**Exercise aim:**
From the listing below, pull out every line where the string "продуктов" appears.

:: Material provided ::

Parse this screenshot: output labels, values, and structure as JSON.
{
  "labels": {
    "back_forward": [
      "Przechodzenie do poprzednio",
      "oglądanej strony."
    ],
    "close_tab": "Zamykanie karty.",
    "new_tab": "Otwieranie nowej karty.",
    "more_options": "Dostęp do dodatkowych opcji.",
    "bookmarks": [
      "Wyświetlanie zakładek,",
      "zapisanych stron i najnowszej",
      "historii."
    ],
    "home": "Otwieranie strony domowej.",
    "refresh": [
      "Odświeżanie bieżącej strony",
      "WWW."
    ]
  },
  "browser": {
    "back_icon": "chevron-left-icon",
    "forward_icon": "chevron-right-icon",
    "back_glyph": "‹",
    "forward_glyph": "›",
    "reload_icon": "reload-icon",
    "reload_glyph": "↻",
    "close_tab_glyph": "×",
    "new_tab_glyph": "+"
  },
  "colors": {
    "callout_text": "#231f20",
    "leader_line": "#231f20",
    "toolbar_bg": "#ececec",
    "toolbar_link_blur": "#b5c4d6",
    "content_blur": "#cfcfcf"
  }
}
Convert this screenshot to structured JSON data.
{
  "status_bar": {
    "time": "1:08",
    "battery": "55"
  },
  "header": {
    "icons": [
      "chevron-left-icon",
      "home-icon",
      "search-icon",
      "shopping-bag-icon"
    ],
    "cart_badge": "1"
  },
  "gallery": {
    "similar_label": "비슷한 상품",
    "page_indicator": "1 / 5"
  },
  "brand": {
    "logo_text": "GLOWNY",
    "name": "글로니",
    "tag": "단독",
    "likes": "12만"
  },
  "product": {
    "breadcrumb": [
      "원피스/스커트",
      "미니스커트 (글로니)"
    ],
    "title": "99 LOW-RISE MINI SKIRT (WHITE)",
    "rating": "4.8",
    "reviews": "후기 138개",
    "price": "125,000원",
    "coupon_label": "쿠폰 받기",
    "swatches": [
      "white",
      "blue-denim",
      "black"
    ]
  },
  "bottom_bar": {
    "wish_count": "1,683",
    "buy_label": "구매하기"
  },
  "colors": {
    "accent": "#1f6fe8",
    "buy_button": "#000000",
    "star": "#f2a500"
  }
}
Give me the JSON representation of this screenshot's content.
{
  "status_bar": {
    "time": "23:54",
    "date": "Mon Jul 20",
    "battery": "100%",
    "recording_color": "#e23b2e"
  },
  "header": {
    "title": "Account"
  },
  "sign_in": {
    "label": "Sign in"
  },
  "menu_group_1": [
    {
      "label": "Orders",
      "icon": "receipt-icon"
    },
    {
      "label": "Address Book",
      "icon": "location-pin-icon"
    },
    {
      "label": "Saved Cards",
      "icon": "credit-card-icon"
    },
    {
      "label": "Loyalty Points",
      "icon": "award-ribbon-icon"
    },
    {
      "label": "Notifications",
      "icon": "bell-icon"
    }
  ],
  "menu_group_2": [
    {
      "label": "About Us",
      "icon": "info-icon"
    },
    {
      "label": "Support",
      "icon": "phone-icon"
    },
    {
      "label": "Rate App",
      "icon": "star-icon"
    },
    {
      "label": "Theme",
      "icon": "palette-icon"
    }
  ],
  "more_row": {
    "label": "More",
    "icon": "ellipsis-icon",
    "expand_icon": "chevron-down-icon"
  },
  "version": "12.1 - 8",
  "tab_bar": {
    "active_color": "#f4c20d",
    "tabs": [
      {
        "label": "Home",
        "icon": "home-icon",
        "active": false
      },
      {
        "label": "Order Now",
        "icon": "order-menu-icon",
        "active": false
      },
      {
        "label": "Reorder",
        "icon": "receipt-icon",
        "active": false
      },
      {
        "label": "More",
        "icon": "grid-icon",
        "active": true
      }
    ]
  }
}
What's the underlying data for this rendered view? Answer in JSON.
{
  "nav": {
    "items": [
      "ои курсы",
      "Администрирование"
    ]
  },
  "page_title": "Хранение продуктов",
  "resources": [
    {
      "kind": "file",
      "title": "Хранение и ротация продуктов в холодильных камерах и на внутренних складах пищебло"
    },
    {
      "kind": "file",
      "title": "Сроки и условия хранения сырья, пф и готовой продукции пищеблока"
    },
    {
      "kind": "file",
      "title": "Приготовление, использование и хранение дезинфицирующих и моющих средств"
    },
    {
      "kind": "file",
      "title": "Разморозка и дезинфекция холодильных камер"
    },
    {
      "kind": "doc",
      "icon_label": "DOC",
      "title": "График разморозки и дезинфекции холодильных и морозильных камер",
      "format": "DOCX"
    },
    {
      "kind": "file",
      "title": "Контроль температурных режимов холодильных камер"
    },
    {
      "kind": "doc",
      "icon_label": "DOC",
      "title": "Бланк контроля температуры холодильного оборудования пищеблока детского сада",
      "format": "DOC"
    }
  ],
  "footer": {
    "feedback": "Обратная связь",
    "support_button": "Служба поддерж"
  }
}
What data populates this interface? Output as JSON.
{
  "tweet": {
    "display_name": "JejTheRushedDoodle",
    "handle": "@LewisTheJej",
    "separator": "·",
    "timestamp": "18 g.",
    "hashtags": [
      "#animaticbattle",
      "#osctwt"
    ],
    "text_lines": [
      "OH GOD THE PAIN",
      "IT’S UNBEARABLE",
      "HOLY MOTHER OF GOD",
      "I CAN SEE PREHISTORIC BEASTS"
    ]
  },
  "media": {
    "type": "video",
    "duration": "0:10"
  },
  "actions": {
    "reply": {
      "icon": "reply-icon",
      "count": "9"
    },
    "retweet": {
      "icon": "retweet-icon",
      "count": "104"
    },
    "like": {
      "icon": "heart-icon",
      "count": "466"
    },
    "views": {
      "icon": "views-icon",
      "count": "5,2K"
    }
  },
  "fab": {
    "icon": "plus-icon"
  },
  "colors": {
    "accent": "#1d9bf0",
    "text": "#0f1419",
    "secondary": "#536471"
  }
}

:::

**Final answer:**
  "page_title": "Хранение продуктов",
      "title": "Хранение и ротация продуктов в холодильных камерах и на внутренних складах пищебло"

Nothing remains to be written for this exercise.